(Structured figure records)
* begin *

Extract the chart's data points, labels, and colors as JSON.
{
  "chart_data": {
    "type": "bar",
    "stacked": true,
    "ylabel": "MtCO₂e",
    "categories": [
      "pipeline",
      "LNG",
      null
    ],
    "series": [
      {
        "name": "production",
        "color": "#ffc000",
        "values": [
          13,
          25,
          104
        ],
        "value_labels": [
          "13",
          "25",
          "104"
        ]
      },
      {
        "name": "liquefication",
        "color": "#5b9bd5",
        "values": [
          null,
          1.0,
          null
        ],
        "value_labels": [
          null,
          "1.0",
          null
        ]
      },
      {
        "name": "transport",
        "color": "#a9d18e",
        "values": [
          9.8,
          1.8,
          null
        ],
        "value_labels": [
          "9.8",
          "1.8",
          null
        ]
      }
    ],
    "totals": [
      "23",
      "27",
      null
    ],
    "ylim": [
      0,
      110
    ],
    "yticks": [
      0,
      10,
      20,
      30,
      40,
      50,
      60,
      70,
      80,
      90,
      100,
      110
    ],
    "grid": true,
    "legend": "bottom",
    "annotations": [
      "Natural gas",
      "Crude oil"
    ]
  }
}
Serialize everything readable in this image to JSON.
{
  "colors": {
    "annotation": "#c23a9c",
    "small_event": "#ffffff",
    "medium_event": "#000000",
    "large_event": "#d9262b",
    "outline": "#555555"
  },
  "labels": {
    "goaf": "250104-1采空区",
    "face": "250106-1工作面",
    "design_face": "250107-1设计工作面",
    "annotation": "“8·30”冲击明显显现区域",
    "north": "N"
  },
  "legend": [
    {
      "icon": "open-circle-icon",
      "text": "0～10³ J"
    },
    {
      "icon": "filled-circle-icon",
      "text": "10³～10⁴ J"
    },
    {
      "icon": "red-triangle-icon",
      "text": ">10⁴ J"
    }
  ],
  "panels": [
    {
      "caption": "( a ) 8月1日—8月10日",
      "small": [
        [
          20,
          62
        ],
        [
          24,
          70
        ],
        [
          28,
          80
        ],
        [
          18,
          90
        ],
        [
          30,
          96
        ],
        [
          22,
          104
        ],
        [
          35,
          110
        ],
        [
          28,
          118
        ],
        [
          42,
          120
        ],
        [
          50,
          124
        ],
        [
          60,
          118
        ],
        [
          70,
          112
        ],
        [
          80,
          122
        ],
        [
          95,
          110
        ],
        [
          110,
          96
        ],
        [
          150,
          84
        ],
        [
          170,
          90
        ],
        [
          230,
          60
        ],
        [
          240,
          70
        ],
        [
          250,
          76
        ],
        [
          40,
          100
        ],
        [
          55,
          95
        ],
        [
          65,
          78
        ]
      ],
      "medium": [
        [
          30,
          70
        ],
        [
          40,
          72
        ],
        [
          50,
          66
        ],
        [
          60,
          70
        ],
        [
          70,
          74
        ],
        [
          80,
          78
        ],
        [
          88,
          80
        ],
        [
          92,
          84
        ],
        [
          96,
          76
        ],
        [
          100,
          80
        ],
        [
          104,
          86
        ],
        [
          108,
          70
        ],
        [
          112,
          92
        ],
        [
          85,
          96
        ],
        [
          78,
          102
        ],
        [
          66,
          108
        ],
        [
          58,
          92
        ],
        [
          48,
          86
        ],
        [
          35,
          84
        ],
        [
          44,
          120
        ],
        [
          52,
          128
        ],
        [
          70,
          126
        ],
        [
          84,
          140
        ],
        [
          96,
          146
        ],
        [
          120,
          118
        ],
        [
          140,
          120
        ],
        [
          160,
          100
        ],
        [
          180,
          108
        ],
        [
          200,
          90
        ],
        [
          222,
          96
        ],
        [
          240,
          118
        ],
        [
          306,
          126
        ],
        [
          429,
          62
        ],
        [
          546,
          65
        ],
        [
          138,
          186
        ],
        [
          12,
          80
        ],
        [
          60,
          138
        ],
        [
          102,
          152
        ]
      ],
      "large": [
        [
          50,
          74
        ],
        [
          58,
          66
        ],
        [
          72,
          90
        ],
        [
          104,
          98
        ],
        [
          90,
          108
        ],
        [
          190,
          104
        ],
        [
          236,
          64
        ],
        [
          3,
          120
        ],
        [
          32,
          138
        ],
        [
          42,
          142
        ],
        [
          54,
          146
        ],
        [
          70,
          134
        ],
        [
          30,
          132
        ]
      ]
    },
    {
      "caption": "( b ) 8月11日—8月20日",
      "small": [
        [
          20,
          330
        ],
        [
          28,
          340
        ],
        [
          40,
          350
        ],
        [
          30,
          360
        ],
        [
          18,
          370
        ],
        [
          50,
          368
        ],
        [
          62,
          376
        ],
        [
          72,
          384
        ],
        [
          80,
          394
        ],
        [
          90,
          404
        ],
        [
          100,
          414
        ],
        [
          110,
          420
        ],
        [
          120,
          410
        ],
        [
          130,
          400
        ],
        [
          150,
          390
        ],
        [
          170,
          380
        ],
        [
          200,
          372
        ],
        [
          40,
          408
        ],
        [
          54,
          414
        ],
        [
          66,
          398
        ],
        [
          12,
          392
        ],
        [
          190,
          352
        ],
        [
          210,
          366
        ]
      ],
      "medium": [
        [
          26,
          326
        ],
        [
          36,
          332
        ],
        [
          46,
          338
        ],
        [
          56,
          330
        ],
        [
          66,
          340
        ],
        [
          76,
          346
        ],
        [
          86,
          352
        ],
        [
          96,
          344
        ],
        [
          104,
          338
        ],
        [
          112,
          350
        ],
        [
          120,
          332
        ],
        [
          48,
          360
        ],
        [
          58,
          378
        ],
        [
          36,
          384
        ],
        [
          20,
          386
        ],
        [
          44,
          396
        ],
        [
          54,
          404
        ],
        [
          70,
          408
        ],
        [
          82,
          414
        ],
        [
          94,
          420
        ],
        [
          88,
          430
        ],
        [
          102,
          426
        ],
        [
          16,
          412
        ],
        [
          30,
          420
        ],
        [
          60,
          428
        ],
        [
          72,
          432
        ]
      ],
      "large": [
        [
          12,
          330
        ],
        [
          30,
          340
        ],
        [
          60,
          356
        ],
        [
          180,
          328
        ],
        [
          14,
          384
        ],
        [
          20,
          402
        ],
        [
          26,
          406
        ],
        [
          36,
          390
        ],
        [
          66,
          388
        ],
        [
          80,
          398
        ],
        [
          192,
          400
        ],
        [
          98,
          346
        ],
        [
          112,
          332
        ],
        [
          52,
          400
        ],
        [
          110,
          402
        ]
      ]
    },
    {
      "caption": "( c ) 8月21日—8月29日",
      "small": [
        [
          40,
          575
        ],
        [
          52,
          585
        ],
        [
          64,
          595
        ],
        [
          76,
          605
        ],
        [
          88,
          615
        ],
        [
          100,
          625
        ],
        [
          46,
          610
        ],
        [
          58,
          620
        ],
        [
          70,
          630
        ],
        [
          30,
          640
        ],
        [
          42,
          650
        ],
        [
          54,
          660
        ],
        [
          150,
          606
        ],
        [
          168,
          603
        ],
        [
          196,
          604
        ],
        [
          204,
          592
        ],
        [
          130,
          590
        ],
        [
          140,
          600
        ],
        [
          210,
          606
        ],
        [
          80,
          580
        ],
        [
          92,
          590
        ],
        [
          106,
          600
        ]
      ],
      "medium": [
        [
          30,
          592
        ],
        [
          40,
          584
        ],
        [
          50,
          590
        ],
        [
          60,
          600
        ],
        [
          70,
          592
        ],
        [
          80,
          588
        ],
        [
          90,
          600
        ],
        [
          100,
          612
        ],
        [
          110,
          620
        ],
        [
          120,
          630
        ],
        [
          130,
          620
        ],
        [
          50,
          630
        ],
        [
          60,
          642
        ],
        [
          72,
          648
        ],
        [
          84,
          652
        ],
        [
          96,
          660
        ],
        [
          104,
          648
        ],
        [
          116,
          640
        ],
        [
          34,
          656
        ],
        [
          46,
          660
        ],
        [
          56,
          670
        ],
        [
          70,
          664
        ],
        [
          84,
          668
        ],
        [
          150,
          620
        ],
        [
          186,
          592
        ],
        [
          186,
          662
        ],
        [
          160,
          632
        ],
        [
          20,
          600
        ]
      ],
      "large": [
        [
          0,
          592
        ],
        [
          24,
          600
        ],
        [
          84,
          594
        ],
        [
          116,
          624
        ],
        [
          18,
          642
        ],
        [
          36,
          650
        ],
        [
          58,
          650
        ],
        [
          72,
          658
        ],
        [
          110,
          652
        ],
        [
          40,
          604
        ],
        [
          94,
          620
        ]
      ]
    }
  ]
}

* end *

REQUIRED TASK —
From the entries above, copy every line where the word "name" shows up.

OUTPUT OF THE EXERCISE —
        "name": "production",
        "name": "liquefication",
        "name": "transport",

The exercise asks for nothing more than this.